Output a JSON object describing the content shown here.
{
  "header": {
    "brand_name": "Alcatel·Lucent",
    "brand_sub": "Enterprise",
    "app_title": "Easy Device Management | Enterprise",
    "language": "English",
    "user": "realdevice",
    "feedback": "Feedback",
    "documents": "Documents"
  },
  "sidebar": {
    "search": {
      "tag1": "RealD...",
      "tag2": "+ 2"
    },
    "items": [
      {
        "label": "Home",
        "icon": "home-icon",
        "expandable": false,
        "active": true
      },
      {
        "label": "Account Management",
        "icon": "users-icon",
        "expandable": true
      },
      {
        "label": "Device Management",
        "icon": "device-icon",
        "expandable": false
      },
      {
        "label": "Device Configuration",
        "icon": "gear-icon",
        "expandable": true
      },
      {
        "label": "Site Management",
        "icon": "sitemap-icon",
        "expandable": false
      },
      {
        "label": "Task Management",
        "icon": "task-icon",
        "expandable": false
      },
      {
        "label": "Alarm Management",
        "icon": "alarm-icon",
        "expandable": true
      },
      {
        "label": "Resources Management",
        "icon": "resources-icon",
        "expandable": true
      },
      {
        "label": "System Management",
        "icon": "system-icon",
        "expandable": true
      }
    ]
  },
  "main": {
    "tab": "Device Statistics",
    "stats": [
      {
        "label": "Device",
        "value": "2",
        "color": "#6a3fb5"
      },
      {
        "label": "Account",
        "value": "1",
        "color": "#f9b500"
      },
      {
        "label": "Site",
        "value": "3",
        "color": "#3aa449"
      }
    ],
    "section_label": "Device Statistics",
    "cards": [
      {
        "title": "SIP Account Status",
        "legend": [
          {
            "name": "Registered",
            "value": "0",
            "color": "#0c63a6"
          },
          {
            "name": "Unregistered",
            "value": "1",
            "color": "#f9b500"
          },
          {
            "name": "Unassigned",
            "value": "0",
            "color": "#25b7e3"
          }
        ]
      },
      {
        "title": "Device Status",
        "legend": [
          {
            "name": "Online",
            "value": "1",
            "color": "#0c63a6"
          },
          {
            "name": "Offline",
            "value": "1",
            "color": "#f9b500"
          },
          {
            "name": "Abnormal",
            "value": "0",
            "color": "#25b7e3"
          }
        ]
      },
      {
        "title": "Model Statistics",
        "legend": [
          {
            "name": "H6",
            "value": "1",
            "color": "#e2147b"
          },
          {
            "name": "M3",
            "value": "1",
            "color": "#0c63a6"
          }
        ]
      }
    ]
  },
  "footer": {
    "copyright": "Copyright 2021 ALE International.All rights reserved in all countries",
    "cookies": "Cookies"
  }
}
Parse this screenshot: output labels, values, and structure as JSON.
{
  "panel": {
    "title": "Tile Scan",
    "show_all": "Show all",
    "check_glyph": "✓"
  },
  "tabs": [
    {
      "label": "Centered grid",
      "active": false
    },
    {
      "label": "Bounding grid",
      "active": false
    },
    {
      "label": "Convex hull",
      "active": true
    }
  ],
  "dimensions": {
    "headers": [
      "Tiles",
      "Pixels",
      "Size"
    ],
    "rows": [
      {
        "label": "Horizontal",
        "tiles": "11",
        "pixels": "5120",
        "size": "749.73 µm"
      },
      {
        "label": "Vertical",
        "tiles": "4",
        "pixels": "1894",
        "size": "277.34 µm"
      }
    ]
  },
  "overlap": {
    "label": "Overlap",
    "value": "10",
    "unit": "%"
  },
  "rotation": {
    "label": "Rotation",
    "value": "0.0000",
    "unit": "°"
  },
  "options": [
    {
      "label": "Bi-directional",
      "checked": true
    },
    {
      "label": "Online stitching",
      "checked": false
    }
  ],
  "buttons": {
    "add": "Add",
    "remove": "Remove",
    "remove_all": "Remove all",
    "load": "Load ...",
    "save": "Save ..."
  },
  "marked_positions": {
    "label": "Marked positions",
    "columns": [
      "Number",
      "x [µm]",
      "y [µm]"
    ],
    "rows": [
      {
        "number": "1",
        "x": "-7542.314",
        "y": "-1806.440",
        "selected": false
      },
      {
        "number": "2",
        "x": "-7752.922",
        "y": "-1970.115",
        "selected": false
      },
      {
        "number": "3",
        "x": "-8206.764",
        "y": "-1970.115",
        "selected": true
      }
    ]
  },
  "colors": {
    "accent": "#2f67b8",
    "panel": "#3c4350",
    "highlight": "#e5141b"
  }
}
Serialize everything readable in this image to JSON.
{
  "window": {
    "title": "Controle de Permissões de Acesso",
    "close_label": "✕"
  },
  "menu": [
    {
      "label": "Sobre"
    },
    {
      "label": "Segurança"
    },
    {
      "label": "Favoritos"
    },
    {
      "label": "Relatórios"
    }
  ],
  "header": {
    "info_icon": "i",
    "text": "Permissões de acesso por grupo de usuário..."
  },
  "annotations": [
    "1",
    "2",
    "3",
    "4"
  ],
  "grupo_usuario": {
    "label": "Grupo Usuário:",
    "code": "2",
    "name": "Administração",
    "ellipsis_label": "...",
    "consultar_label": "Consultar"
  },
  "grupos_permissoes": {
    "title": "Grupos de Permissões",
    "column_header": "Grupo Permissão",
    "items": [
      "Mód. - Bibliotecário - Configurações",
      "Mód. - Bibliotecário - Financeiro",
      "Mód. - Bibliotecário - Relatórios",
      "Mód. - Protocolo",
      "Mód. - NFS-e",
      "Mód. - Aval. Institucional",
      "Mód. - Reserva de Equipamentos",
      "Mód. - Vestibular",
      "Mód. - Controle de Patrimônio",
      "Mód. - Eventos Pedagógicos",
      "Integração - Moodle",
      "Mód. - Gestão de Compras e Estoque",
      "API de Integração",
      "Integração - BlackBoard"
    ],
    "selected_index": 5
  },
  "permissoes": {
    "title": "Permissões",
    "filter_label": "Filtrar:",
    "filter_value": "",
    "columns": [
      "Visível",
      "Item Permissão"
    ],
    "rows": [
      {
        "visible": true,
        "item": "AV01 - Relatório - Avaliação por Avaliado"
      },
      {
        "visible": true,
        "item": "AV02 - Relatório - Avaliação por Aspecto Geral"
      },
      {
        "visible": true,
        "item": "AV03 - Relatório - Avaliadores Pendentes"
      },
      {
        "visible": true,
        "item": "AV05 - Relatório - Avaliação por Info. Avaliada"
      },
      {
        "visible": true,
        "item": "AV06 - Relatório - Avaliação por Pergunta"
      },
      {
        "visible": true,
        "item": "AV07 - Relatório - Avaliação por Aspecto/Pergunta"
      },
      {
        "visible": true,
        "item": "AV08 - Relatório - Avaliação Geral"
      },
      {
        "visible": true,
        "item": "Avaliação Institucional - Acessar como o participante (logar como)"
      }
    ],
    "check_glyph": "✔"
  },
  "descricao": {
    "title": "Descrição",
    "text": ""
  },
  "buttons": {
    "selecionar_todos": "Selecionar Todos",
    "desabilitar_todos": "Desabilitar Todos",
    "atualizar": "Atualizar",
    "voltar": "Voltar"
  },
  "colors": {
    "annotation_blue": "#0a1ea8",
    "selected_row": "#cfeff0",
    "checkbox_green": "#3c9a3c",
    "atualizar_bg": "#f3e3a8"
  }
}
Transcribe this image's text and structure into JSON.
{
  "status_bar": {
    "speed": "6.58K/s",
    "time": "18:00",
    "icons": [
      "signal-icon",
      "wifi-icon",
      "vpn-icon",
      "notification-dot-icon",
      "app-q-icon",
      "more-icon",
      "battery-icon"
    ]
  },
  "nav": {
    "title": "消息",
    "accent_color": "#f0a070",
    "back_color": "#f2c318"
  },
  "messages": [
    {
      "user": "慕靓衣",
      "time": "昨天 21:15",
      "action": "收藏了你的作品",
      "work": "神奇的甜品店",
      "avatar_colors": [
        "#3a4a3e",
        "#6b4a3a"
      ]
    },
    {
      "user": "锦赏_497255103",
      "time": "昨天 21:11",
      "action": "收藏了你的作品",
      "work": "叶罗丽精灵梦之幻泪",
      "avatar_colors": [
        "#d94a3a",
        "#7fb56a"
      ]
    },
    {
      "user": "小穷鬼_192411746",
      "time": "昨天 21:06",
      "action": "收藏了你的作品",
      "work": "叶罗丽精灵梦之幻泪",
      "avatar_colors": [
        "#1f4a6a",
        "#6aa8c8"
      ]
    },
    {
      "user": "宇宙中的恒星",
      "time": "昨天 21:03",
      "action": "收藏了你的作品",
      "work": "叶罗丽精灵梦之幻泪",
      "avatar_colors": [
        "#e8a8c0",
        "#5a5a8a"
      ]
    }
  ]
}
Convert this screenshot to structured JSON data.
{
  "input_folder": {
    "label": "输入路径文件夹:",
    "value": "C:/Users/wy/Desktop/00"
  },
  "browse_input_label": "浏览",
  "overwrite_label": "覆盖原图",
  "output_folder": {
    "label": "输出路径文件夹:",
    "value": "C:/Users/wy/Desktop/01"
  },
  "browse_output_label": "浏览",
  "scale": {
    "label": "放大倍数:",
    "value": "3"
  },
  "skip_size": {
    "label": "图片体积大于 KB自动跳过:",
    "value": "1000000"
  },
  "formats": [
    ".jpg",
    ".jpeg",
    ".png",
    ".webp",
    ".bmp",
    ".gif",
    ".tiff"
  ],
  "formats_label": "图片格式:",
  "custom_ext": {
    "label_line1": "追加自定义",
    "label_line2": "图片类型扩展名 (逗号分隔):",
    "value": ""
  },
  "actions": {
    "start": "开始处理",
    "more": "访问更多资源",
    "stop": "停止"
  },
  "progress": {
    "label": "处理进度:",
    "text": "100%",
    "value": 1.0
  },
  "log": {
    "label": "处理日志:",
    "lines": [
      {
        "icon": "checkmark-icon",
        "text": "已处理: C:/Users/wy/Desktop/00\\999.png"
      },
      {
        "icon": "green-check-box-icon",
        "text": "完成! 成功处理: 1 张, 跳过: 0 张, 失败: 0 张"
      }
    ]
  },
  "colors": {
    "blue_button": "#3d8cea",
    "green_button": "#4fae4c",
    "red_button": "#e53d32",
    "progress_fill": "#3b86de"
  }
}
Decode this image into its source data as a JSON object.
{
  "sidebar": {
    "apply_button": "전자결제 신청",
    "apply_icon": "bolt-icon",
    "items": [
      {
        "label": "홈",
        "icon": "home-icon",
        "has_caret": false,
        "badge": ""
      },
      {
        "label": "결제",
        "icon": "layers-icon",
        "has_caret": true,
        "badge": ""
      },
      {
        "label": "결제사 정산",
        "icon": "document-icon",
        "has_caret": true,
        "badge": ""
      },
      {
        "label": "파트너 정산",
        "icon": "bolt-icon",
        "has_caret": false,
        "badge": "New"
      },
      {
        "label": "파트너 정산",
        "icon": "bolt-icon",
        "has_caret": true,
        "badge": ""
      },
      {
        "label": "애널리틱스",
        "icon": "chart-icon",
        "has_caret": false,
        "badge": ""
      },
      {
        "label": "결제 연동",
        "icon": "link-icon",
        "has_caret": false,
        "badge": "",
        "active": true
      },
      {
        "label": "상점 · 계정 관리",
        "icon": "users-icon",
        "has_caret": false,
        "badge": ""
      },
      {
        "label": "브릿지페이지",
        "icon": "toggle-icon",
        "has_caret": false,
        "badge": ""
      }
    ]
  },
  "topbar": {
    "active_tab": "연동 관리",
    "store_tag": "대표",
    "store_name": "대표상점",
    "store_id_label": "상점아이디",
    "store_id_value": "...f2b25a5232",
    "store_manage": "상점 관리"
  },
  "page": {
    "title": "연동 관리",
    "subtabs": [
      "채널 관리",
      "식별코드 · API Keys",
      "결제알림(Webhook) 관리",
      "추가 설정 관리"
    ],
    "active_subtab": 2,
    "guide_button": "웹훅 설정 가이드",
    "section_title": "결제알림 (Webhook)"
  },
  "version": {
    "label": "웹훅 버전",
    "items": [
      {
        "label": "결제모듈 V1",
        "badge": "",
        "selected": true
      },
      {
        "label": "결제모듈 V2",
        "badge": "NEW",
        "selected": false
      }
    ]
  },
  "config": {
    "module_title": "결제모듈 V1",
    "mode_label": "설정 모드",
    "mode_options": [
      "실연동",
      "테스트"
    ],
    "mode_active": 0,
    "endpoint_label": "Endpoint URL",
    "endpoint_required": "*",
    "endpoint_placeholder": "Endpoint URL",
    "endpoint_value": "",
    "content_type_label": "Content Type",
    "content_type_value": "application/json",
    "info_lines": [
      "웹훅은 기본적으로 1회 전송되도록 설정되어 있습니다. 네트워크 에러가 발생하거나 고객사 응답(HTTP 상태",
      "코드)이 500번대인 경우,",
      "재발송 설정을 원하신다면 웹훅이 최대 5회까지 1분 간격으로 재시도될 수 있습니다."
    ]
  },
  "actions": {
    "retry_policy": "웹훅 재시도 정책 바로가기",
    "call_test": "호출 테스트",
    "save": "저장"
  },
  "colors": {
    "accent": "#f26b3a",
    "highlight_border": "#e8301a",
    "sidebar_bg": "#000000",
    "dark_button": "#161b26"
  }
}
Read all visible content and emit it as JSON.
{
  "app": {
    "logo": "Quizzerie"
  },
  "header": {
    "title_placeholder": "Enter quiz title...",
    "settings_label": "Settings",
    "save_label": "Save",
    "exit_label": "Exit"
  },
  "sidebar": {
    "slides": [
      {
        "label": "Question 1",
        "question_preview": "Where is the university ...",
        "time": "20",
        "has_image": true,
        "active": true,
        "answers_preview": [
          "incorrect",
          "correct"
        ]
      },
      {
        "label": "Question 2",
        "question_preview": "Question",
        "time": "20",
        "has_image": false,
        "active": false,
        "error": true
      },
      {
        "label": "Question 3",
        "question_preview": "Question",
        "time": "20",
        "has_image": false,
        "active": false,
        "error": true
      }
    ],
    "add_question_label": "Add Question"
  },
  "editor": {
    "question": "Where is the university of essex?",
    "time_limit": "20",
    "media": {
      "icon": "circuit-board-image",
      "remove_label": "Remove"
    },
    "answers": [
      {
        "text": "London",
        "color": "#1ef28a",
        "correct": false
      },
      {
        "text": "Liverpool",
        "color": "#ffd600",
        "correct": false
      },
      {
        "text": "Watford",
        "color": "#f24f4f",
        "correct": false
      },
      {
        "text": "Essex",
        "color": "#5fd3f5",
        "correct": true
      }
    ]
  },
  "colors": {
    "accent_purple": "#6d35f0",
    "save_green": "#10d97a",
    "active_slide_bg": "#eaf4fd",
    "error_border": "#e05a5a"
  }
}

DIRECTIONS >>
Copy out all lines that carry the word "university".

RESULT OF THIS EXERCISE >>
        "question_preview": "Where is the university ...",
    "question": "Where is the university of essex?",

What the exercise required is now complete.